Stored entries
····················
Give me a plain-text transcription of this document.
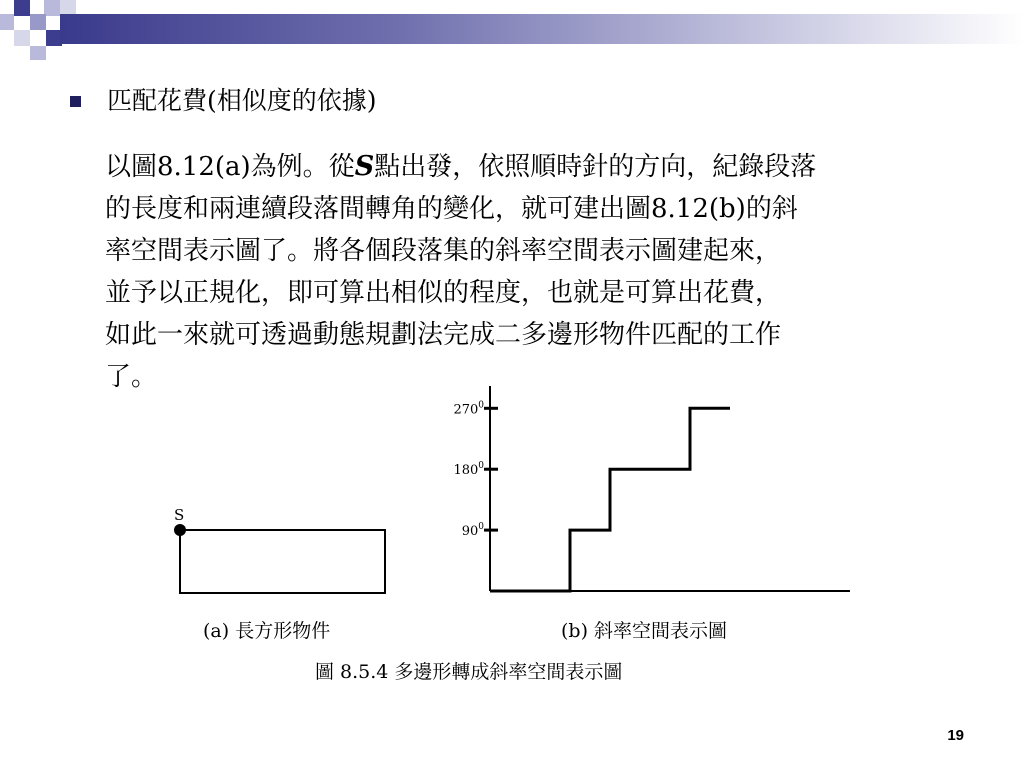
匹配花費(相似度的依據)
以圖8.12(a)為例。從S點出發，依照順時針的方向，紀錄段落
的長度和兩連續段落間轉角的變化，就可建出圖8.12(b)的斜
率空間表示圖了。將各個段落集的斜率空間表示圖建起來，
並予以正規化，即可算出相似的程度，也就是可算出花費，
如此一來就可透過動態規劃法完成二多邊形物件匹配的工作
了。
S
$90^0$
$180^0$
$270^0$
(a) 長方形物件	(b) 斜率空間表示圖
圖 8.5.4 多邊形轉成斜率空間表示圖
19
····················
Given request. All of the data above should be quoted exactly, except for the pictures.

Result of this task.
Give me a plain-text transcription of this document.
匹配花費(相似度的依據)
以圖8.12(a)為例。從S點出發，依照順時針的方向，紀錄段落
的長度和兩連續段落間轉角的變化，就可建出圖8.12(b)的斜
率空間表示圖了。將各個段落集的斜率空間表示圖建起來，
並予以正規化，即可算出相似的程度，也就是可算出花費，
如此一來就可透過動態規劃法完成二多邊形物件匹配的工作
了。
S
$90^0$
$180^0$
$270^0$
(a) 長方形物件	(b) 斜率空間表示圖
圖 8.5.4 多邊形轉成斜率空間表示圖
19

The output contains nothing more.